Output the data below in full, character for character.

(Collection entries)
········

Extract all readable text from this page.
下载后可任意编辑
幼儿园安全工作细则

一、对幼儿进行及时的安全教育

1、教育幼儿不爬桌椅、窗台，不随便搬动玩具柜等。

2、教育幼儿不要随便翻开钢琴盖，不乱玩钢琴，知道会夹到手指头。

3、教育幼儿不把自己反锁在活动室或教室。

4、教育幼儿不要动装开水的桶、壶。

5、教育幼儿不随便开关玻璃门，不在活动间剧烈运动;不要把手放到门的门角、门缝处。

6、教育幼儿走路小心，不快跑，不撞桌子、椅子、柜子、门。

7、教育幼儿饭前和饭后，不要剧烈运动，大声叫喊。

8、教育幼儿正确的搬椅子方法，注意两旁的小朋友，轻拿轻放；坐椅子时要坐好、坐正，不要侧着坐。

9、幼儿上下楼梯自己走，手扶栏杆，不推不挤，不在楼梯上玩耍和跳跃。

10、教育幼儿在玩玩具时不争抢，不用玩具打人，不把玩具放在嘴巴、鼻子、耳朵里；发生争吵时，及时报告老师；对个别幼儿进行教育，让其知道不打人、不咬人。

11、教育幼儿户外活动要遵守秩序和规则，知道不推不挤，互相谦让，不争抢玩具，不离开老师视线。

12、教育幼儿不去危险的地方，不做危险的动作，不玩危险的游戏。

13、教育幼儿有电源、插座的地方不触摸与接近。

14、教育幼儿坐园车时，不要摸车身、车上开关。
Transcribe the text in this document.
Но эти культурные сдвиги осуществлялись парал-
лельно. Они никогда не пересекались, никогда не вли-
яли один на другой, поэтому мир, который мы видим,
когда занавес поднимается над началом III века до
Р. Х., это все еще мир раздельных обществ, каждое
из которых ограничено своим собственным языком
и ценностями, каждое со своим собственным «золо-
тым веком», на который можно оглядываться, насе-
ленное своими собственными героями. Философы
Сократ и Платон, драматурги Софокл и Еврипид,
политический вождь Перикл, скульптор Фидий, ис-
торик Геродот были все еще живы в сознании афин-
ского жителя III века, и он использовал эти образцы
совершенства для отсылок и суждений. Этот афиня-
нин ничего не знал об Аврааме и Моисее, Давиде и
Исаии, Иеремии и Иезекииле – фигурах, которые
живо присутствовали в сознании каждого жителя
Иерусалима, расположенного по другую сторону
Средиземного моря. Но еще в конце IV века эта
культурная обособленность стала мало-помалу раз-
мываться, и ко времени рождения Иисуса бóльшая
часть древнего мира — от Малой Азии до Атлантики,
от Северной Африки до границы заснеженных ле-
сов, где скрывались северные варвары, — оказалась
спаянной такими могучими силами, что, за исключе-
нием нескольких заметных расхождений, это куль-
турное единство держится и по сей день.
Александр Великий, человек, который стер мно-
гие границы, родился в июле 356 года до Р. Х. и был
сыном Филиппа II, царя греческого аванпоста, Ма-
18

········

- _FINISHED EXERCISE_
Extract all readable text from this page.
下载后可任意编辑
幼儿园安全工作细则

一、对幼儿进行及时的安全教育

1、教育幼儿不爬桌椅、窗台，不随便搬动玩具柜等。

2、教育幼儿不要随便翻开钢琴盖，不乱玩钢琴，知道会夹到手指头。

3、教育幼儿不把自己反锁在活动室或教室。

4、教育幼儿不要动装开水的桶、壶。

5、教育幼儿不随便开关玻璃门，不在活动间剧烈运动;不要把手放到门的门角、门缝处。

6、教育幼儿走路小心，不快跑，不撞桌子、椅子、柜子、门。

7、教育幼儿饭前和饭后，不要剧烈运动，大声叫喊。

8、教育幼儿正确的搬椅子方法，注意两旁的小朋友，轻拿轻放；坐椅子时要坐好、坐正，不要侧着坐。

9、幼儿上下楼梯自己走，手扶栏杆，不推不挤，不在楼梯上玩耍和跳跃。

10、教育幼儿在玩玩具时不争抢，不用玩具打人，不把玩具放在嘴巴、鼻子、耳朵里；发生争吵时，及时报告老师；对个别幼儿进行教育，让其知道不打人、不咬人。

11、教育幼儿户外活动要遵守秩序和规则，知道不推不挤，互相谦让，不争抢玩具，不离开老师视线。

12、教育幼儿不去危险的地方，不做危险的动作，不玩危险的游戏。

13、教育幼儿有电源、插座的地方不触摸与接近。

14、教育幼儿坐园车时，不要摸车身、车上开关。
Transcribe the text in this document.
Но эти культурные сдвиги осуществлялись парал-
лельно. Они никогда не пересекались, никогда не вли-
яли один на другой, поэтому мир, который мы видим,
когда занавес поднимается над началом III века до
Р. Х., это все еще мир раздельных обществ, каждое
из которых ограничено своим собственным языком
и ценностями, каждое со своим собственным «золо-
тым веком», на который можно оглядываться, насе-
ленное своими собственными героями. Философы
Сократ и Платон, драматурги Софокл и Еврипид,
политический вождь Перикл, скульптор Фидий, ис-
торик Геродот были все еще живы в сознании афин-
ского жителя III века, и он использовал эти образцы
совершенства для отсылок и суждений. Этот афиня-
нин ничего не знал об Аврааме и Моисее, Давиде и
Исаии, Иеремии и Иезекииле – фигурах, которые
живо присутствовали в сознании каждого жителя
Иерусалима, расположенного по другую сторону
Средиземного моря. Но еще в конце IV века эта
культурная обособленность стала мало-помалу раз-
мываться, и ко времени рождения Иисуса бóльшая
часть древнего мира — от Малой Азии до Атлантики,
от Северной Африки до границы заснеженных ле-
сов, где скрывались северные варвары, — оказалась
спаянной такими могучими силами, что, за исключе-
нием нескольких заметных расхождений, это куль-
турное единство держится и по сей день.
Александр Великий, человек, который стер мно-
гие границы, родился в июле 356 года до Р. Х. и был
сыном Филиппа II, царя греческого аванпоста, Ма-
18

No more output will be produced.